# [REQUIRED ACTIONS]
**A)** In the essay on genre fiction, rename "department head" to "program chair" and give again the part that opens with the words containing "I was presenting" and closes with "the general idea.".
**B)** Answer these questions from the essay on genre fiction:
(i) How many other film majors sat on the panel with the narrator?
(ii) Gothic horror films from which decade did the thesis study?
(iii) What concerns does the essay assign to Westerns?
**C)** Continue the essay on genre fiction from its last sentence.

# [SUPPLIED TEXT]
I was presenting my undergraduate thesis along with a panel of five other film majors when an audience member stood up and said, “You kids have sure put a lot of time into this. Aren’t there more important things to worry about than movies?”
Our department head later shared with us that, in the moment, she cringed, worrying that we would stutter or apologize. I think we made her proud when all six of us took a turn politely telling the gentleman, “So’s your face.”
Of course, we used more words than that, because we were freshly minted Bachelors of Arts, but that was the general idea.
My thesis was about the relationship between literary style in Gothic novels and visual style in Gothic horror films of the 1930’s: how each was used to express the central themes and build the conventions of the genre, and why we had to keep going back and doing it over again in subsequent horror cycles. It was about why Dracula never stays dead.
There are all kinds of theories about why particular genres capture our attention (from Freud’s sex and death to theories of identification and fantasy-fulfillment, to the theory of derivative crap that assumes stories won’t get made if they haven’t been proven to make money in the past). But what was really, really clear at the end of my project was that there are certain things we think about, a lot, and those things get expressed through genre fiction in an unusually accessible form.
No matter why they get made, we keep reaching for those stories. Plot lines may become overly derivative and audiences may get bored — for a while — but the core of the thing is always there to trouble and intrigue, because it taps into concerns that are at the root of our social consciousness. Genres coalesce around the things that worry us and the problems that arise as we try to relate to each other and the world.
In Gothics, people think about displacement, nostalgia, paralysis and progress. In Westerns, we worry about nature and culture, savagery and sophistication. Sci-fi tends to look at the future and ask, “what if?” as a means of commentary on what we’re like right now.

# [RECORDS]
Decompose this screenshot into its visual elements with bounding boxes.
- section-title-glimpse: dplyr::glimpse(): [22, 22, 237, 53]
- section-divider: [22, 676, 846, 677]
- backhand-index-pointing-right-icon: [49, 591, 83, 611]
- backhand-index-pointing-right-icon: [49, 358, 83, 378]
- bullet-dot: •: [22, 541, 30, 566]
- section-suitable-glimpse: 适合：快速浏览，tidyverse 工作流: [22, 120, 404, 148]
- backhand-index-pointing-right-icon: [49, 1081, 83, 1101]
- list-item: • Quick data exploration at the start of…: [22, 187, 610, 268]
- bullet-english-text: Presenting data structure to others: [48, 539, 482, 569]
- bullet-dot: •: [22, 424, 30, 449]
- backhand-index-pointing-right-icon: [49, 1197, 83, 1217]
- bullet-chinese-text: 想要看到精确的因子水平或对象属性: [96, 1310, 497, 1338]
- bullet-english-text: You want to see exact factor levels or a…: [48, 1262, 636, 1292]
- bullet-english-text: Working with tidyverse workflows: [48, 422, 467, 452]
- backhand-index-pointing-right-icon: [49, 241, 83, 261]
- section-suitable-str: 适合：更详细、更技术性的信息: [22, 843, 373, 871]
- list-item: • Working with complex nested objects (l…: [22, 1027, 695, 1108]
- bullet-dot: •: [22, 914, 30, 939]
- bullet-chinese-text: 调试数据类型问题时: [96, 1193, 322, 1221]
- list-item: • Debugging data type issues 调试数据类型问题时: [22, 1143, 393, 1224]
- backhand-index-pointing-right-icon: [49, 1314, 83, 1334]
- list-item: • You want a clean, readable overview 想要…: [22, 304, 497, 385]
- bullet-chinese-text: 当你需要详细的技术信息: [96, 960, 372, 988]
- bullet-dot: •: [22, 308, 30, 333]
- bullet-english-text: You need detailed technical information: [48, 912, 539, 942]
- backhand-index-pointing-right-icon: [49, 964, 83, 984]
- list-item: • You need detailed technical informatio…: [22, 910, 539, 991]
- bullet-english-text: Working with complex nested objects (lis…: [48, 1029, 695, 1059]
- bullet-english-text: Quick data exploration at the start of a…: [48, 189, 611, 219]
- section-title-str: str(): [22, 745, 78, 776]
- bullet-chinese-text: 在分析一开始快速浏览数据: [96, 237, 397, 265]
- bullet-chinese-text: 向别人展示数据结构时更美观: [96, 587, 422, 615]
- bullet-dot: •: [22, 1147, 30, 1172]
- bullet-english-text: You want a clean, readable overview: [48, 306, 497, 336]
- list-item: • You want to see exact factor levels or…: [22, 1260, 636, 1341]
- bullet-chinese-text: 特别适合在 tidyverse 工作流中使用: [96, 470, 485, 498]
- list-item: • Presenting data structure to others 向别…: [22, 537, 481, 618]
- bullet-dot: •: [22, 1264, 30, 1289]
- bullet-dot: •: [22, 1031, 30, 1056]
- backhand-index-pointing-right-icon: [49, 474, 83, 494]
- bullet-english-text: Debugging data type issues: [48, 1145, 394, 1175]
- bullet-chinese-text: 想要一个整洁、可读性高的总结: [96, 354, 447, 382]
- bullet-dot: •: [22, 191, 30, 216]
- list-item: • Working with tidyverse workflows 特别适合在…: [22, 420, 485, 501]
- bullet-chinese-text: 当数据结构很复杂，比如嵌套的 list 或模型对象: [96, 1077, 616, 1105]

# [ANSWERS TO EACH TASK]
**A)**
I was presenting my undergraduate thesis along with a panel of five other film majors when an audience member stood up and said, “You kids have sure put a lot of time into this. Aren’t there more important things to worry about than movies?”
Our program chair later shared with us that, in the moment, she cringed, worrying that we would stutter or apologize. I think we made her proud when all six of us took a turn politely telling the gentleman, “So’s your face.”
Of course, we used more words than that, because we were freshly minted Bachelors of Arts, but that was the general idea.

**B)**
(i) Five.
(ii) The 1930's.
(iii) Nature and culture, savagery and sophistication.

**C)**
Each genre has its own conventions for dealing with these basic concerns, and the sameness of the genre is one reason it may be dismissed as a lower form of fiction. You can set a girl in white and a cursed villain loose in a moldering castle and let them chase each other around in circles until sunrise and call it a Gothic. It’s fun for a while; eventually it can get boring. But what makes genre great is its ability to adapt to new times and circumstances. The girl should be someone we care about under contemporary value systems. The villain has to be something we recognize as evil (and simultaneously a little bit sexy). Genre needs new ideas to survive just as much as it needs recognizable set pieces.
So that is what we hoped contributing authors would do with their original stories for Birkensnake 6: Wild Conformations: put fresh eyes on an established genre, dig into what makes it tick, fall in love with it, and then hammer it into a new shape to fit their settings and narratives.
Wonderfully, as submissions came in, I started to doubt that I knew anything about genre at all because the writers, stories and styles were so different. We were also excited to see several non-Western genres represented, offering fresh light on what turns our crank as social creatures.
I was going to end with something like, “… because what’s more important than exploring how we relate to each other and the world?” You know — something punchy that ties back to the opening. And then I thought curing cancer might be in close competition, along with clean water for third world countries and so on and so forth.
Here’s the thing: we could all grow up to be oncologists and take sabbaticals to join the Peace Corps and that would be well and good and admirable. But what would we all read at night?
Liz Hahn was once told she had found a new way of speaking, and she’s pretty sure that’s a compliment. She writes in Seattle, Washington where the galoshes are tall and the salmon are mighty. You can find her short story “Chrysalides” online at Scape and hold her accountable for it on Twitter @lizziehahn.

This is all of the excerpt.